### Data extracted from a collection

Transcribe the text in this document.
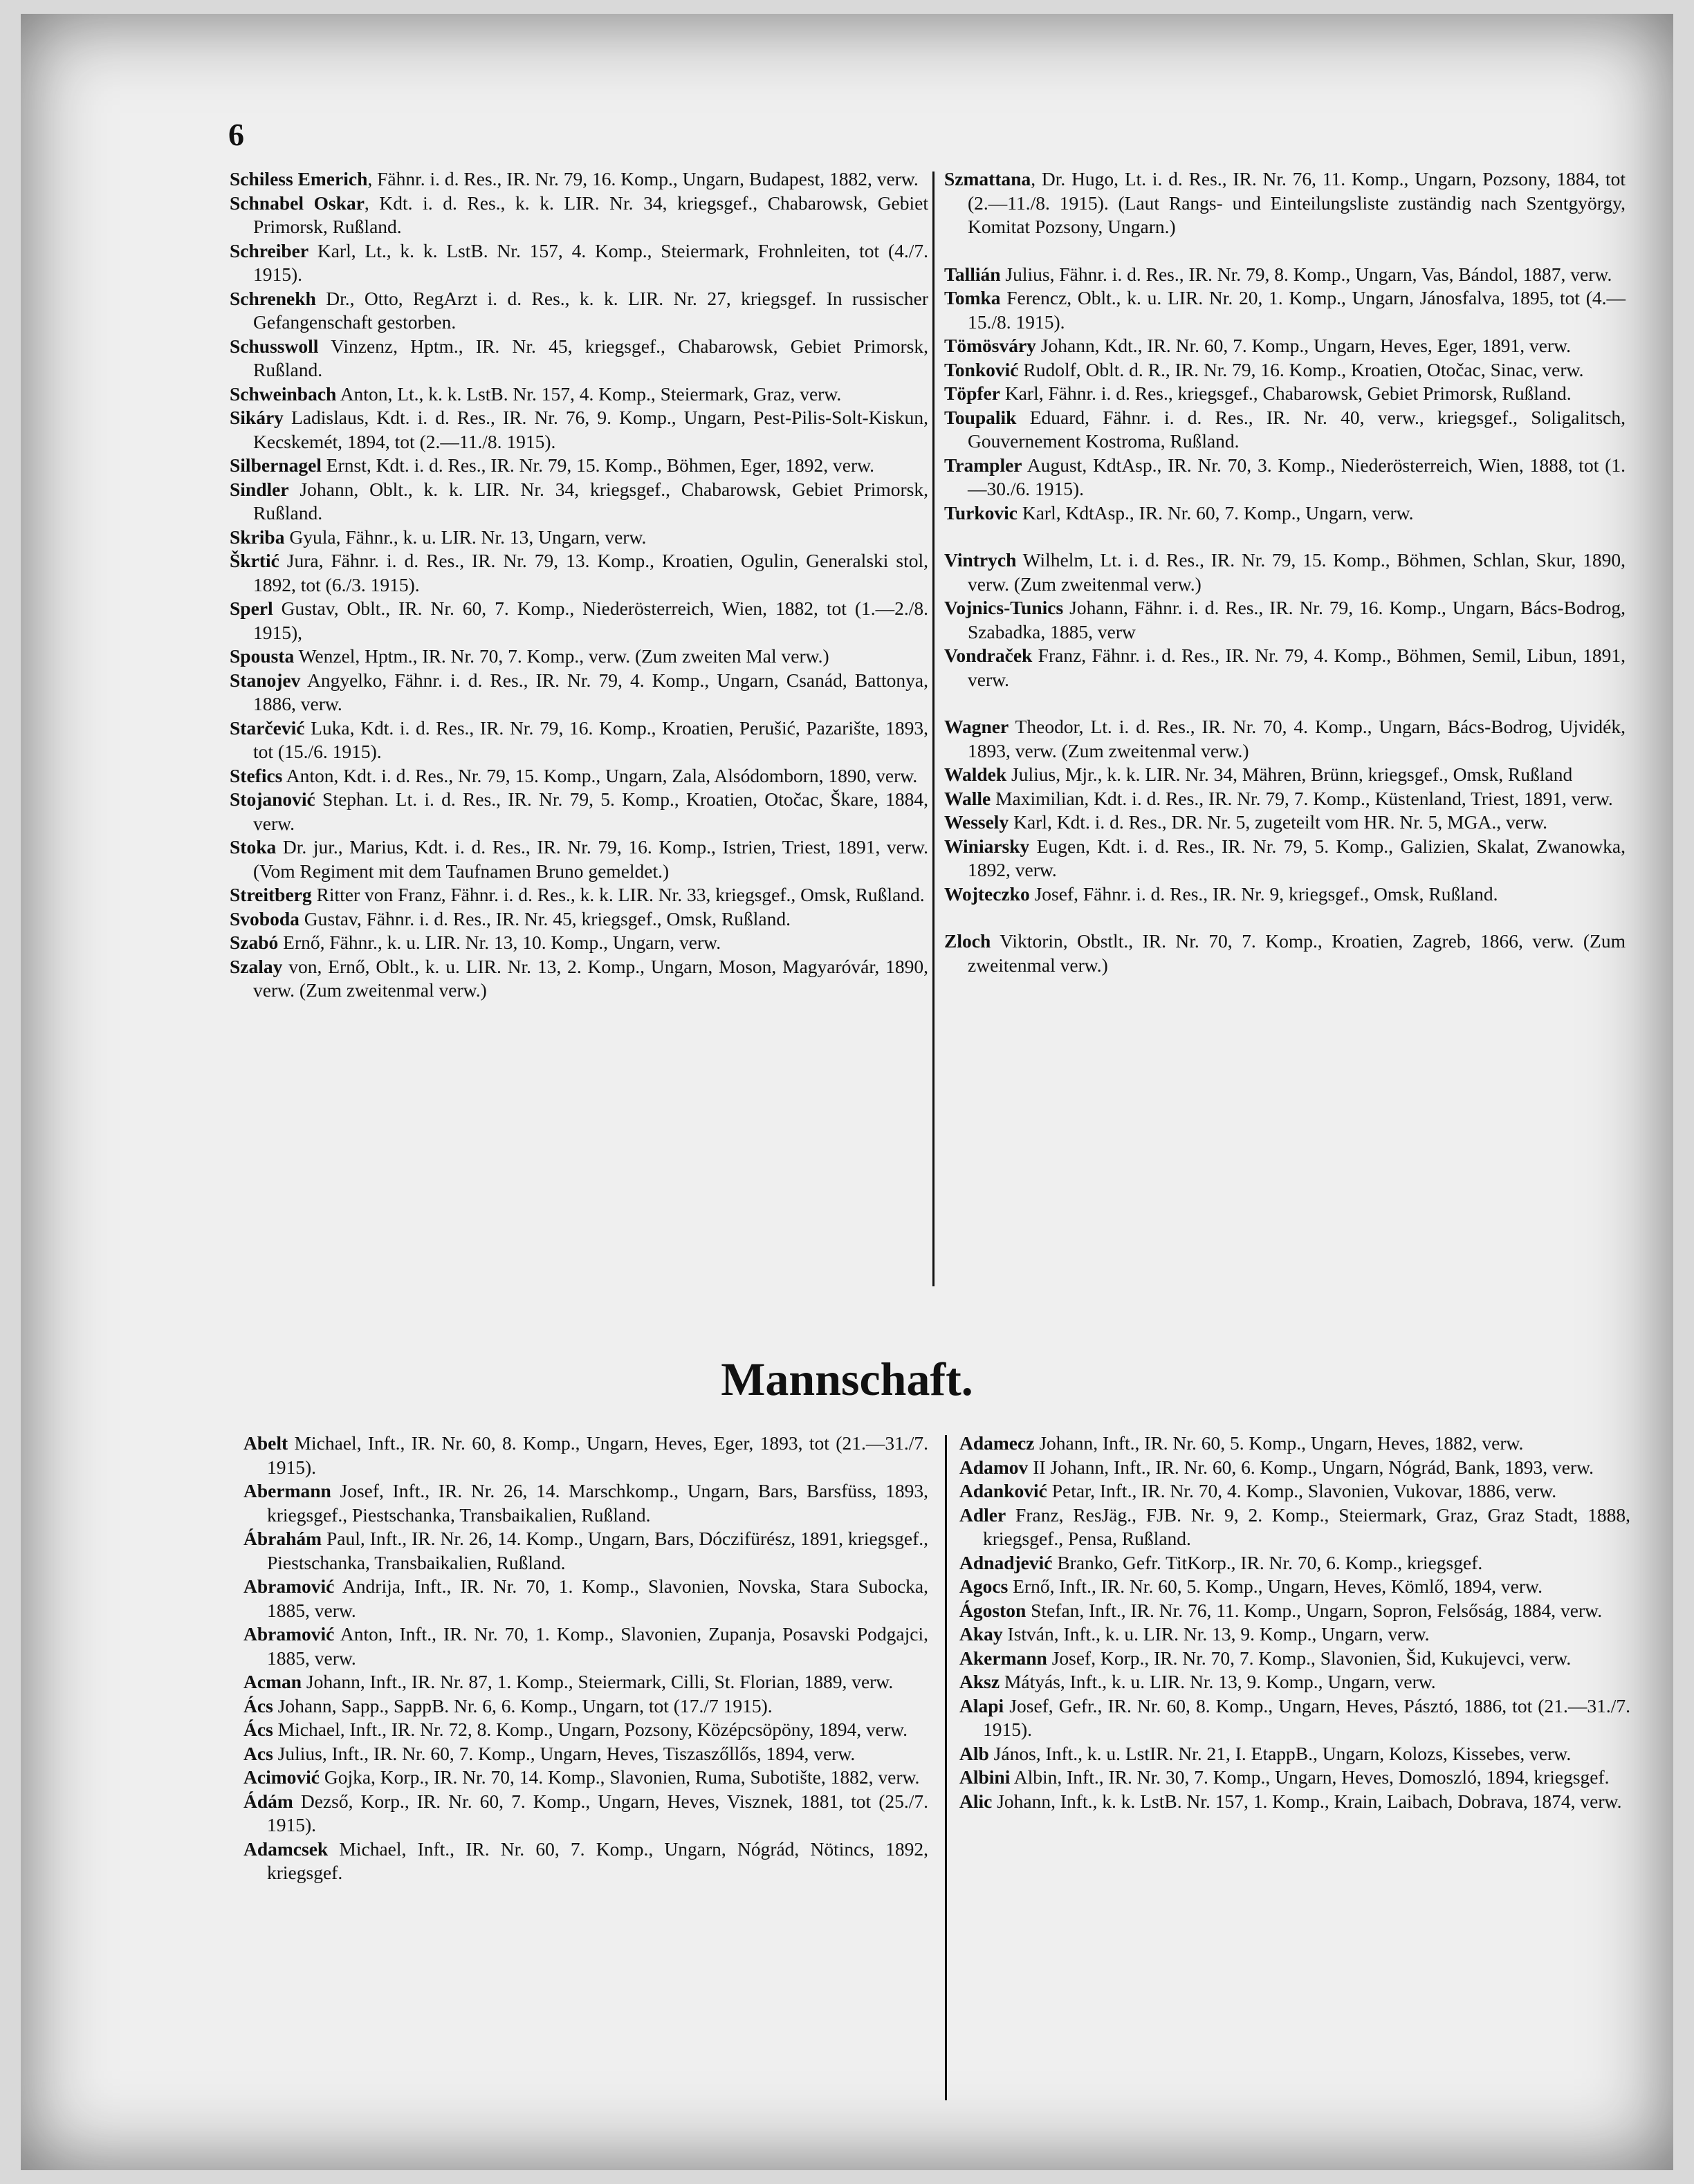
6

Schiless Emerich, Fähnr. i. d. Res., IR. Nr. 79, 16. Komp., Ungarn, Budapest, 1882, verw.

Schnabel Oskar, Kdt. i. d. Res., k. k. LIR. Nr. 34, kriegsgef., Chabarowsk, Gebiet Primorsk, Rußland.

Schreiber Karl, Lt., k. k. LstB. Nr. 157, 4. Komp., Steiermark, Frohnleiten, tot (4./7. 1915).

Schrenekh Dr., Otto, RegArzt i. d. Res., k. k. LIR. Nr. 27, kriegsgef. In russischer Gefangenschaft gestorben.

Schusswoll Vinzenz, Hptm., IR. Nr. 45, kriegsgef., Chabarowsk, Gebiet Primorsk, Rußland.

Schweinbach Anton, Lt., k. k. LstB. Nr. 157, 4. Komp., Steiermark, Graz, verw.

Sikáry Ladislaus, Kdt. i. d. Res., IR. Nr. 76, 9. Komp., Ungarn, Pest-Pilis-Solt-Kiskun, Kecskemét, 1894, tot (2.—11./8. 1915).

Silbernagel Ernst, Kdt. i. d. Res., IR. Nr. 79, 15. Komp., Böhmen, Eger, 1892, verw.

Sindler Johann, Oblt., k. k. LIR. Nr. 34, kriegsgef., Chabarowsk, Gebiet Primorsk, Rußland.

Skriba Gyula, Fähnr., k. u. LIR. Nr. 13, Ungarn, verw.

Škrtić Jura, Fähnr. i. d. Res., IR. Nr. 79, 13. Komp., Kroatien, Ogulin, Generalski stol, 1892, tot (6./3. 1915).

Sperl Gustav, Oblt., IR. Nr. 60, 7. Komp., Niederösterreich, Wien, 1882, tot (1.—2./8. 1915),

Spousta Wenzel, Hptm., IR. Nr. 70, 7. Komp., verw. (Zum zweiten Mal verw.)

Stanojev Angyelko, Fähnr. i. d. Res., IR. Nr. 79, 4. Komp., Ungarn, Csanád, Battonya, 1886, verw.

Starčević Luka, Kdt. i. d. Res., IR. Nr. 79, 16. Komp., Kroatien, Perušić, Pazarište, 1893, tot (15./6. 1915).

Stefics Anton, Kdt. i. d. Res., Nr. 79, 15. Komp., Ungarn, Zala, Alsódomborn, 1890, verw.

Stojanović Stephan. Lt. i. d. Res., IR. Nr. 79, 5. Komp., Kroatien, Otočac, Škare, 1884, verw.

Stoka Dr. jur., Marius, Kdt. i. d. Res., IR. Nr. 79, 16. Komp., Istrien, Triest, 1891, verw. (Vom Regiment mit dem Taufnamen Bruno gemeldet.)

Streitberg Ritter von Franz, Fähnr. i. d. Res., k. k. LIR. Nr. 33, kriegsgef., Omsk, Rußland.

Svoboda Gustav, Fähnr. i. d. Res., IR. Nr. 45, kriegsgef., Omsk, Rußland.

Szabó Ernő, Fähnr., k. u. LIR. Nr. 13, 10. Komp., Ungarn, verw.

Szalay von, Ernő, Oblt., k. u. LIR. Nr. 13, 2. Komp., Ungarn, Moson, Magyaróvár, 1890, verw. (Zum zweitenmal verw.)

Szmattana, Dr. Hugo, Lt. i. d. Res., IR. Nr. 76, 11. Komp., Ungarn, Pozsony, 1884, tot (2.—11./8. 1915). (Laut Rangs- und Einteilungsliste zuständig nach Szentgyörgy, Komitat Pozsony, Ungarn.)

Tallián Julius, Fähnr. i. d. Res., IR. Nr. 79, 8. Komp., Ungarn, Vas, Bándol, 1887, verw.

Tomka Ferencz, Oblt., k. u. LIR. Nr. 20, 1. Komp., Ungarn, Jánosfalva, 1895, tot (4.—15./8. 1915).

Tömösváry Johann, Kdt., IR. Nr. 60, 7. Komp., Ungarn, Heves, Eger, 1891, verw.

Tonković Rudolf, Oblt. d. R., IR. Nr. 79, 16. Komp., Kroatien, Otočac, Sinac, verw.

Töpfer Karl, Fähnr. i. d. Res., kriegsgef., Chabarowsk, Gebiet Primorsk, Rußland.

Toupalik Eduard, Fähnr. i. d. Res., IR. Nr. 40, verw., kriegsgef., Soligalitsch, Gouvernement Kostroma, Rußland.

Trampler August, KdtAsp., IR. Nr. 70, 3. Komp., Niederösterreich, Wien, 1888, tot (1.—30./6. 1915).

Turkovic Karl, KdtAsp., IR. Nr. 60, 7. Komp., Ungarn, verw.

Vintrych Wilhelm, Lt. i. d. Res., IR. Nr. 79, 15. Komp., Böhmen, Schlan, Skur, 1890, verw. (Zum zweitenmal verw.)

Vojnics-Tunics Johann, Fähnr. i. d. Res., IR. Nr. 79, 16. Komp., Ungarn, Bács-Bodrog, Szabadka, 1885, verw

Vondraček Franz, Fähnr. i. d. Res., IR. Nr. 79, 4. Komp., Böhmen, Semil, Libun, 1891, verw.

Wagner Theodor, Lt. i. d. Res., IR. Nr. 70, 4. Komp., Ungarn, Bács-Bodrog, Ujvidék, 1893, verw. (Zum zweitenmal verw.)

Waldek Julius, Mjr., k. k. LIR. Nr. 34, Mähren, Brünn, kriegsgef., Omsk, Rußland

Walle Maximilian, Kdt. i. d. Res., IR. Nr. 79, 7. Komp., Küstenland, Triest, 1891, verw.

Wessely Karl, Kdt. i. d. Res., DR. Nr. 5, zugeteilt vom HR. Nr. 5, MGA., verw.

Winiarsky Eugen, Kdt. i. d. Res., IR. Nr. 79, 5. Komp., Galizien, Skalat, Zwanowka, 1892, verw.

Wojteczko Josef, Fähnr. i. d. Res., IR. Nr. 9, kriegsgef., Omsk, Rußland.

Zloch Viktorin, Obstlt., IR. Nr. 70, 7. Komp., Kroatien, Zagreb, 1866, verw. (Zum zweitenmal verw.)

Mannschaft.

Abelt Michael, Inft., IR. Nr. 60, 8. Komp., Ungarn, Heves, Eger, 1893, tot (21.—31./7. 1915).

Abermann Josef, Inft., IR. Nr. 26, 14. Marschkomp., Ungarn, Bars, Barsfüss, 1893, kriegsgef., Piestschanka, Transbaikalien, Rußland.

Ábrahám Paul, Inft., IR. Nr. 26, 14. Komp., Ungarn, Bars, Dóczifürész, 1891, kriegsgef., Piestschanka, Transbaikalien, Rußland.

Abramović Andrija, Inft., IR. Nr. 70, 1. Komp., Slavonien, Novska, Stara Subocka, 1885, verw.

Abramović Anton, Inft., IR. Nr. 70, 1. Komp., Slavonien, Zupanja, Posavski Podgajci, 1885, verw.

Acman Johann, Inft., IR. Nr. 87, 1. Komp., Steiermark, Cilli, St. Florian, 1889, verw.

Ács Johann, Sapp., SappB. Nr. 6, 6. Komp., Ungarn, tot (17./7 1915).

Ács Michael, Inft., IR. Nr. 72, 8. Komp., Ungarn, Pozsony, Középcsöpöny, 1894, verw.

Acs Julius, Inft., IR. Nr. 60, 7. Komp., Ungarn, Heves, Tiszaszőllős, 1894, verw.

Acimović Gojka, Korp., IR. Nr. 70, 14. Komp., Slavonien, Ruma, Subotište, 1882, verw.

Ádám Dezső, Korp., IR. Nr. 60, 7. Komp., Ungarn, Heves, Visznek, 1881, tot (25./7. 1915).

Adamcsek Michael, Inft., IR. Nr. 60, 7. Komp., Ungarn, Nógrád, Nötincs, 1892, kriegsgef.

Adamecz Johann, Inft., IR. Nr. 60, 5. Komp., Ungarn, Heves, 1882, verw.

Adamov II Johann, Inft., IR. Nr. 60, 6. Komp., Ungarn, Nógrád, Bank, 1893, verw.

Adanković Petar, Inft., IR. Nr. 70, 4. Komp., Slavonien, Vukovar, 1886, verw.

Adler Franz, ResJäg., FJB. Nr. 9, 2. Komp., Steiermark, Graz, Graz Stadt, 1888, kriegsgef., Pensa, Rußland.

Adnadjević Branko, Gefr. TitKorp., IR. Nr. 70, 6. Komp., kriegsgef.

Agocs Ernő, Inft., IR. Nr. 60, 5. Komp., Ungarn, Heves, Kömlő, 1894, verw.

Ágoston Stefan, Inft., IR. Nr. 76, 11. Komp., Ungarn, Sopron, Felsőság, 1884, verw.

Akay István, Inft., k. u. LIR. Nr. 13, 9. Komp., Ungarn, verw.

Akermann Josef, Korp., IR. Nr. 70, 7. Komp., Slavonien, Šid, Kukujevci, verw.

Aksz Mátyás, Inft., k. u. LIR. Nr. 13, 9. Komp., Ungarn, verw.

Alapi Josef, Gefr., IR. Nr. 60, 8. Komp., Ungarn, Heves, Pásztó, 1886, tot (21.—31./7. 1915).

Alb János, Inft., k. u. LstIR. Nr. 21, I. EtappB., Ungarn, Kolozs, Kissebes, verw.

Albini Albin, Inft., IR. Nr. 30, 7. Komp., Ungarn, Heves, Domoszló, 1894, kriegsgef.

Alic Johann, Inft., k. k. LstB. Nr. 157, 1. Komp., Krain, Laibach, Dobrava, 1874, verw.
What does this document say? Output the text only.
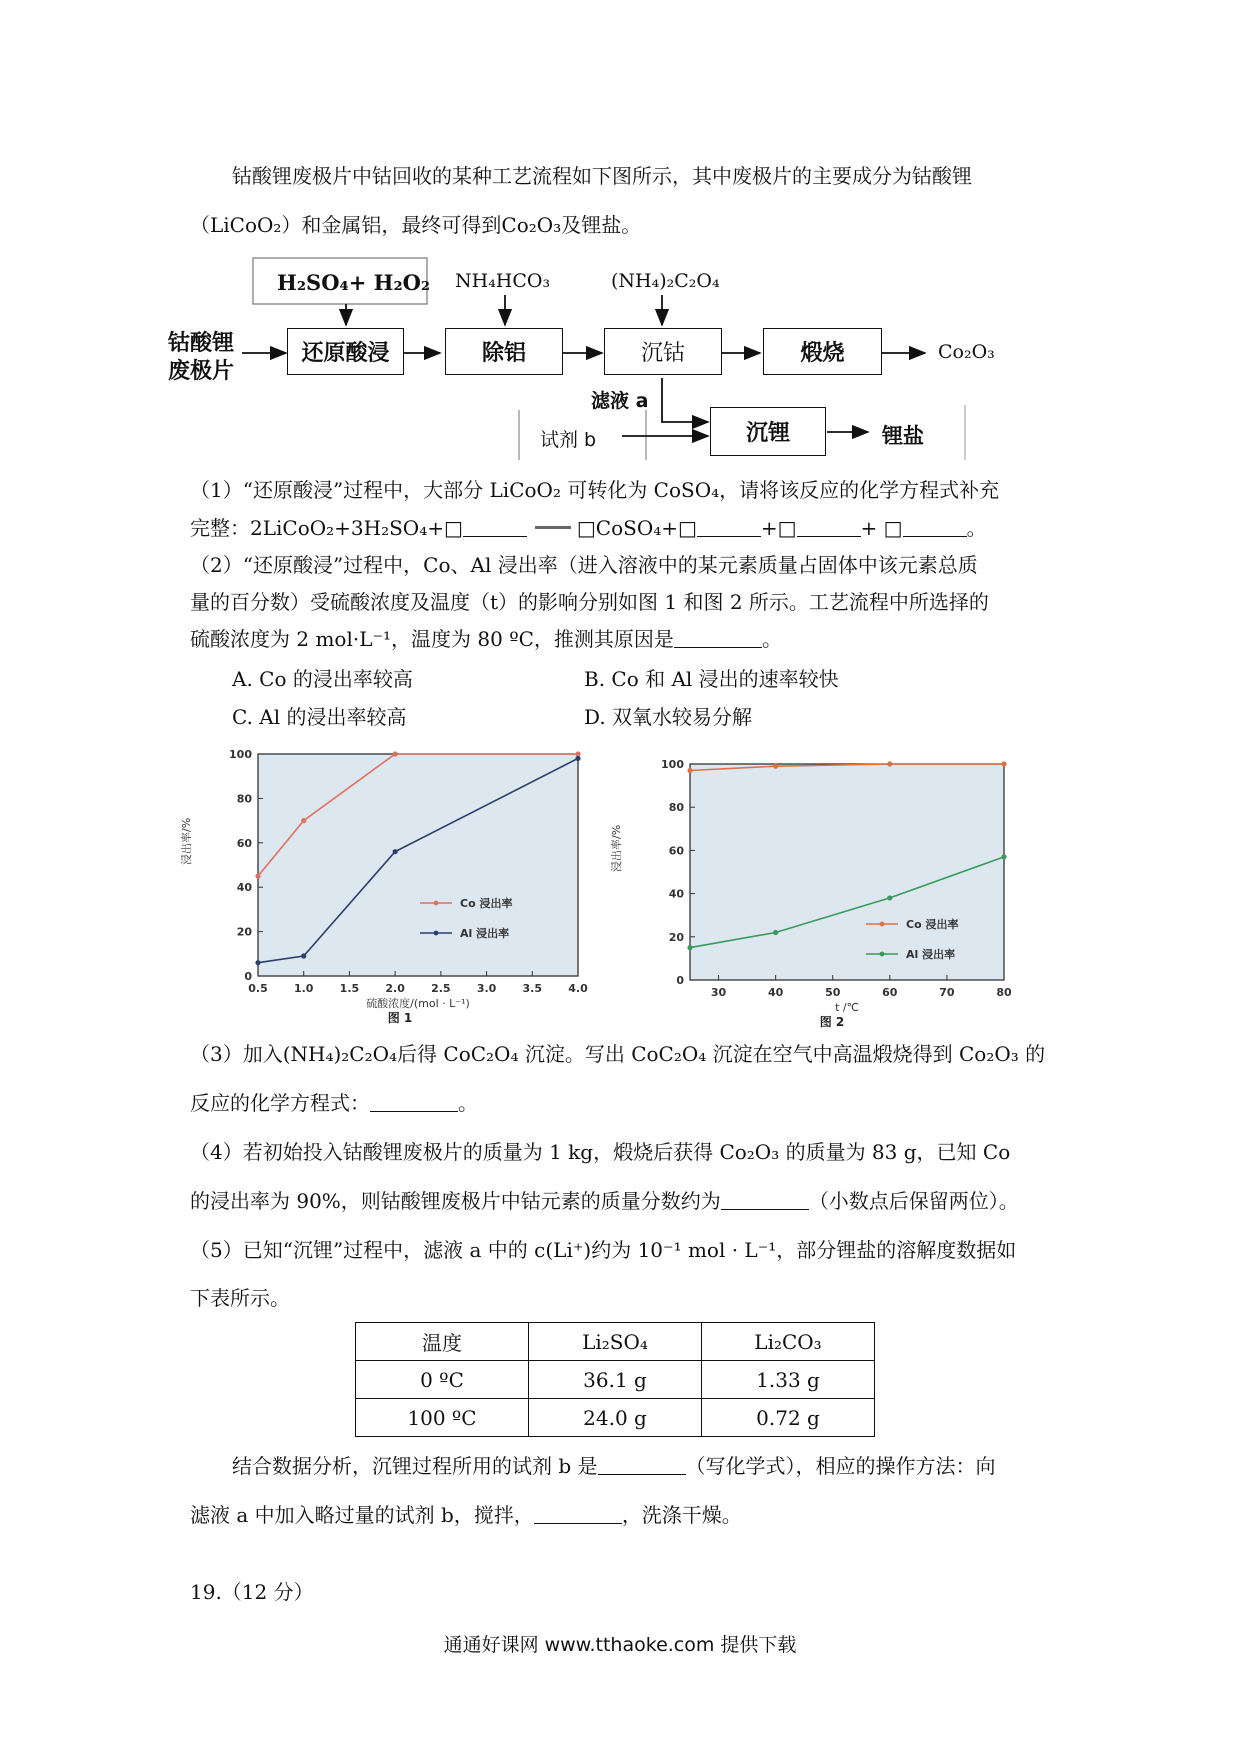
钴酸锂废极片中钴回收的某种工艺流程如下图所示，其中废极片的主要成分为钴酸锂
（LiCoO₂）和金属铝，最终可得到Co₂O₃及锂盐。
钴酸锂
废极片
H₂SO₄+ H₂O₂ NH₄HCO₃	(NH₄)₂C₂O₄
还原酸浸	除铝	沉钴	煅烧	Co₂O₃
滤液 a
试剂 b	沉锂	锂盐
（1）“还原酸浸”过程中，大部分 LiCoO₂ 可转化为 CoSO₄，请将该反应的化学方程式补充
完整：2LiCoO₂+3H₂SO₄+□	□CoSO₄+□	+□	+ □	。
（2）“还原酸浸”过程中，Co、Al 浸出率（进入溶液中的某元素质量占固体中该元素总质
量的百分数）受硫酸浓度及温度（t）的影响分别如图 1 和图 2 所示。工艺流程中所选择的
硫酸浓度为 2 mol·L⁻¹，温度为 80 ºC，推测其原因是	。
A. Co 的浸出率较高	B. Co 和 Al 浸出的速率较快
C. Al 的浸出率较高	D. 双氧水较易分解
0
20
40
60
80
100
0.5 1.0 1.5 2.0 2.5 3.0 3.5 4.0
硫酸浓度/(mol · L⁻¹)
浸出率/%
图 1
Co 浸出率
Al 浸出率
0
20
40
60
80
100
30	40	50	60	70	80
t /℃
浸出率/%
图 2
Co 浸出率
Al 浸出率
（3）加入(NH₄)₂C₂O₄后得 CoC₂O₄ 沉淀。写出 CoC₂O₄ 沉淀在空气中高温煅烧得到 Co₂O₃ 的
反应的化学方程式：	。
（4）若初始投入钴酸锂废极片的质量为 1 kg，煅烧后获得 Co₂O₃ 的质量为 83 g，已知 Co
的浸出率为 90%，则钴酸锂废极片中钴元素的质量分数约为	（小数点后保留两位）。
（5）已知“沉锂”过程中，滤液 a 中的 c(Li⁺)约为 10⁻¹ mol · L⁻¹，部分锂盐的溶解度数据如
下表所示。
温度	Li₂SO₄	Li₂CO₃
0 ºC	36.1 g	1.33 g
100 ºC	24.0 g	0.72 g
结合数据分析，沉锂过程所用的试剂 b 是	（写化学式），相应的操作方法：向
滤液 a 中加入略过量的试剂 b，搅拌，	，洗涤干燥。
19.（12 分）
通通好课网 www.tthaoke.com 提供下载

### TASK PROMPT
Show the lines of the data that hold the word "Michael".

### ANSWER TO THE PROBLEM
Abelt Michael, Inft., IR. Nr. 60, 8. Komp., Ungarn, Heves, Eger, 1893, tot (21.—31./7. 1915).
Ács Michael, Inft., IR. Nr. 72, 8. Komp., Ungarn, Pozsony, Középcsöpöny, 1894, verw.
Adamcsek Michael, Inft., IR. Nr. 60, 7. Komp., Ungarn, Nógrád, Nötincs, 1892, kriegsgef.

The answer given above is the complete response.